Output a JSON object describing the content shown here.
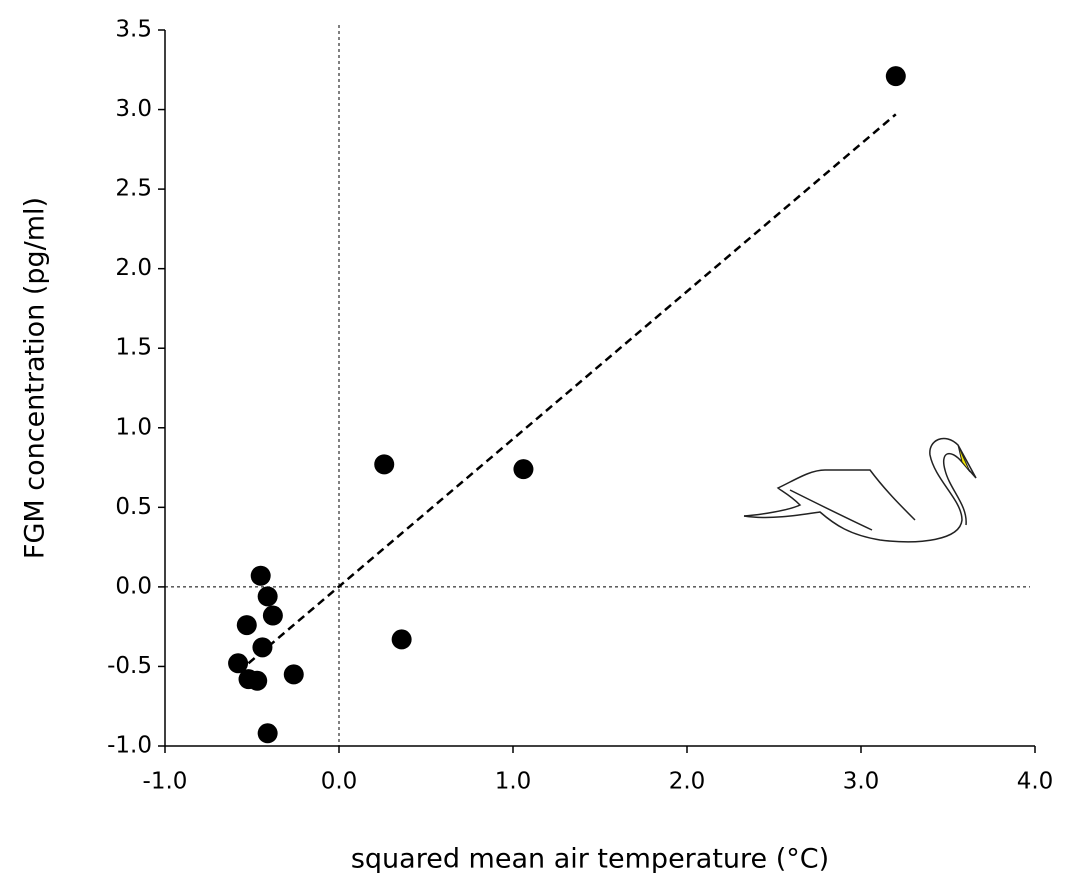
{
  "chart_data": {
    "type": "scatter",
    "xlabel": "squared mean air temperature (°C)",
    "ylabel": "FGM concentration (pg/ml)",
    "x": [
      3.2,
      0.26,
      1.06,
      -0.45,
      -0.41,
      -0.53,
      -0.38,
      -0.44,
      -0.58,
      -0.52,
      -0.47,
      -0.26,
      -0.41,
      0.36
    ],
    "y": [
      3.21,
      0.77,
      0.74,
      0.07,
      -0.06,
      -0.24,
      -0.18,
      -0.38,
      -0.48,
      -0.58,
      -0.59,
      -0.55,
      -0.92,
      -0.33
    ],
    "color": "#000000",
    "trendline": {
      "x": [
        -0.52,
        3.2
      ],
      "y": [
        -0.48,
        2.97
      ],
      "color": "#000000",
      "dashed": true
    },
    "zero_lines": true,
    "xlim": [
      -1.0,
      4.0
    ],
    "ylim": [
      -1.0,
      3.5
    ],
    "xticks": [
      {
        "value": -1.0,
        "label": "-1.0"
      },
      {
        "value": 0,
        "label": "0.0"
      },
      {
        "value": 1,
        "label": "1.0"
      },
      {
        "value": 2,
        "label": "2.0"
      },
      {
        "value": 3,
        "label": "3.0"
      },
      {
        "value": 4,
        "label": "4.0"
      }
    ],
    "yticks": [
      {
        "value": -1.0,
        "label": "-1.0"
      },
      -0.5,
      {
        "value": 0,
        "label": "0.0"
      },
      0.5,
      {
        "value": 1,
        "label": "1.0"
      },
      1.5,
      {
        "value": 2,
        "label": "2.0"
      },
      2.5,
      {
        "value": 3,
        "label": "3.0"
      },
      3.5
    ]
  }
}
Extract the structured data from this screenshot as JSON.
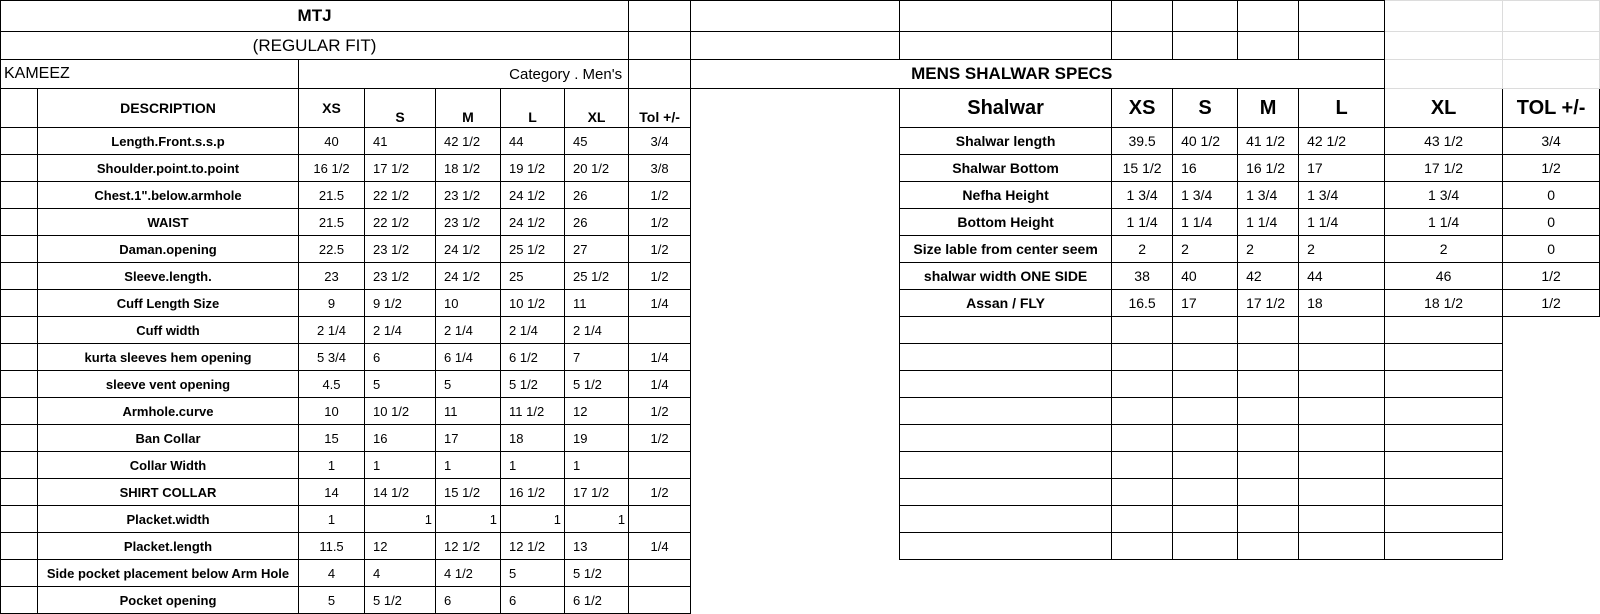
{
  "kameez": {
    "title": "MTJ",
    "subtitle": "(REGULAR FIT)",
    "section": "KAMEEZ",
    "category": "Category .  Men's",
    "headers": [
      "DESCRIPTION",
      "XS",
      "S",
      "M",
      "L",
      "XL",
      "Tol +/-"
    ],
    "rows": [
      {
        "desc": "Length.Front.s.s.p",
        "values": [
          "40",
          "41",
          "42 1/2",
          "44",
          "45"
        ],
        "tol": "3/4"
      },
      {
        "desc": "Shoulder.point.to.point",
        "values": [
          "16 1/2",
          "17 1/2",
          "18 1/2",
          "19 1/2",
          "20 1/2"
        ],
        "tol": "3/8"
      },
      {
        "desc": "Chest.1\".below.armhole",
        "values": [
          "21.5",
          "22 1/2",
          "23 1/2",
          "24 1/2",
          "26"
        ],
        "tol": "1/2"
      },
      {
        "desc": "WAIST",
        "values": [
          "21.5",
          "22 1/2",
          "23 1/2",
          "24 1/2",
          "26"
        ],
        "tol": "1/2"
      },
      {
        "desc": "Daman.opening",
        "values": [
          "22.5",
          "23 1/2",
          "24 1/2",
          "25 1/2",
          "27"
        ],
        "tol": "1/2"
      },
      {
        "desc": "Sleeve.length.",
        "values": [
          "23",
          "23 1/2",
          "24 1/2",
          "25",
          "25 1/2"
        ],
        "tol": "1/2"
      },
      {
        "desc": "Cuff Length Size",
        "values": [
          "9",
          "9 1/2",
          "10",
          "10 1/2",
          "11"
        ],
        "tol": "1/4"
      },
      {
        "desc": "Cuff width",
        "values": [
          "2 1/4",
          "2 1/4",
          "2 1/4",
          "2 1/4",
          "2 1/4"
        ],
        "tol": ""
      },
      {
        "desc": "kurta sleeves hem opening",
        "values": [
          "5 3/4",
          "6",
          "6 1/4",
          "6 1/2",
          "7"
        ],
        "tol": "1/4"
      },
      {
        "desc": "sleeve vent opening",
        "values": [
          "4.5",
          "5",
          "5",
          "5 1/2",
          "5 1/2"
        ],
        "tol": "1/4"
      },
      {
        "desc": "Armhole.curve",
        "values": [
          "10",
          "10 1/2",
          "11",
          "11 1/2",
          "12"
        ],
        "tol": "1/2"
      },
      {
        "desc": "Ban Collar",
        "values": [
          "15",
          "16",
          "17",
          "18",
          "19"
        ],
        "tol": "1/2"
      },
      {
        "desc": "Collar Width",
        "values": [
          "1",
          "1",
          "1",
          "1",
          "1"
        ],
        "tol": ""
      },
      {
        "desc": "SHIRT COLLAR",
        "values": [
          "14",
          "14 1/2",
          "15 1/2",
          "16 1/2",
          "17 1/2"
        ],
        "tol": "1/2"
      },
      {
        "desc": "Placket.width",
        "values": [
          "1",
          "1",
          "1",
          "1",
          "1"
        ],
        "tol": "",
        "right_aligned": true
      },
      {
        "desc": "Placket.length",
        "values": [
          "11.5",
          "12",
          "12 1/2",
          "12 1/2",
          "13"
        ],
        "tol": "1/4"
      },
      {
        "desc": "Side pocket placement below Arm Hole",
        "values": [
          "4",
          "4",
          "4 1/2",
          "5",
          "5 1/2"
        ],
        "tol": ""
      },
      {
        "desc": "Pocket opening",
        "values": [
          "5",
          "5 1/2",
          "6",
          "6",
          "6 1/2"
        ],
        "tol": ""
      }
    ]
  },
  "shalwar": {
    "title": "MENS SHALWAR SPECS",
    "headers": [
      "Shalwar",
      "XS",
      "S",
      "M",
      "L",
      "XL",
      "TOL +/-"
    ],
    "rows": [
      {
        "desc": "Shalwar length",
        "values": [
          "39.5",
          "40 1/2",
          "41 1/2",
          "42 1/2",
          "43 1/2"
        ],
        "tol": "3/4"
      },
      {
        "desc": "Shalwar Bottom",
        "values": [
          "15 1/2",
          "16",
          "16 1/2",
          "17",
          "17 1/2"
        ],
        "tol": "1/2"
      },
      {
        "desc": "Nefha Height",
        "values": [
          "1 3/4",
          "1 3/4",
          "1 3/4",
          "1 3/4",
          "1 3/4"
        ],
        "tol": "0"
      },
      {
        "desc": "Bottom Height",
        "values": [
          "1 1/4",
          "1 1/4",
          "1 1/4",
          "1 1/4",
          "1 1/4"
        ],
        "tol": "0"
      },
      {
        "desc": "Size lable from center seem",
        "values": [
          "2",
          "2",
          "2",
          "2",
          "2"
        ],
        "tol": "0"
      },
      {
        "desc": "shalwar width ONE SIDE",
        "values": [
          "38",
          "40",
          "42",
          "44",
          "46"
        ],
        "tol": "1/2"
      },
      {
        "desc": "Assan / FLY",
        "values": [
          "16.5",
          "17",
          "17 1/2",
          "18",
          "18 1/2"
        ],
        "tol": "1/2"
      }
    ]
  }
}
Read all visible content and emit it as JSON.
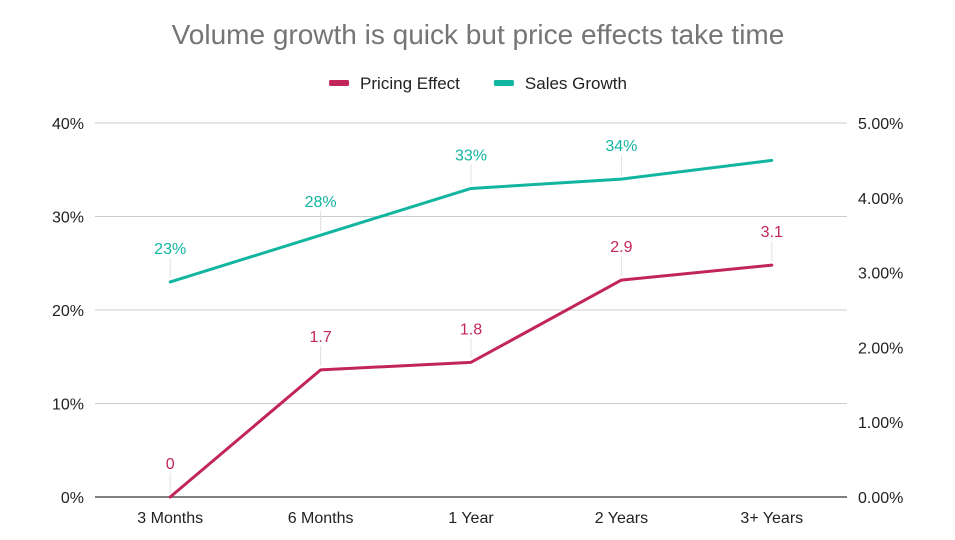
{
  "chart_data": {
    "type": "line",
    "title": "Volume growth is quick but price effects take time",
    "xlabel": "",
    "ylabel": "",
    "categories": [
      "3 Months",
      "6 Months",
      "1 Year",
      "2 Years",
      "3+ Years"
    ],
    "legend_position": "top",
    "grid": true,
    "y_left": {
      "min": 0,
      "max": 40,
      "ticks": [
        0,
        10,
        20,
        30,
        40
      ],
      "tick_labels": [
        "0%",
        "10%",
        "20%",
        "30%",
        "40%"
      ]
    },
    "y_right": {
      "min": 0,
      "max": 5,
      "ticks": [
        0,
        1,
        2,
        3,
        4,
        5
      ],
      "tick_labels": [
        "0.00%",
        "1.00%",
        "2.00%",
        "3.00%",
        "4.00%",
        "5.00%"
      ]
    },
    "series": [
      {
        "name": "Pricing Effect",
        "axis": "right",
        "color": "#c2255c",
        "values": [
          0,
          1.7,
          1.8,
          2.9,
          3.1
        ],
        "labels": [
          "0",
          "1.7",
          "1.8",
          "2.9",
          "3.1"
        ]
      },
      {
        "name": "Sales Growth",
        "axis": "left",
        "color": "#12b5a0",
        "values": [
          23,
          28,
          33,
          34,
          36
        ],
        "labels": [
          "23%",
          "28%",
          "33%",
          "34%",
          ""
        ]
      }
    ]
  }
}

○ ○ ○

#### Directions for this task
Each line in the listing above that contains "content" should be copied.

#### Final result
Output a JSON object describing the content shown here.
Read all visible content and emit it as JSON.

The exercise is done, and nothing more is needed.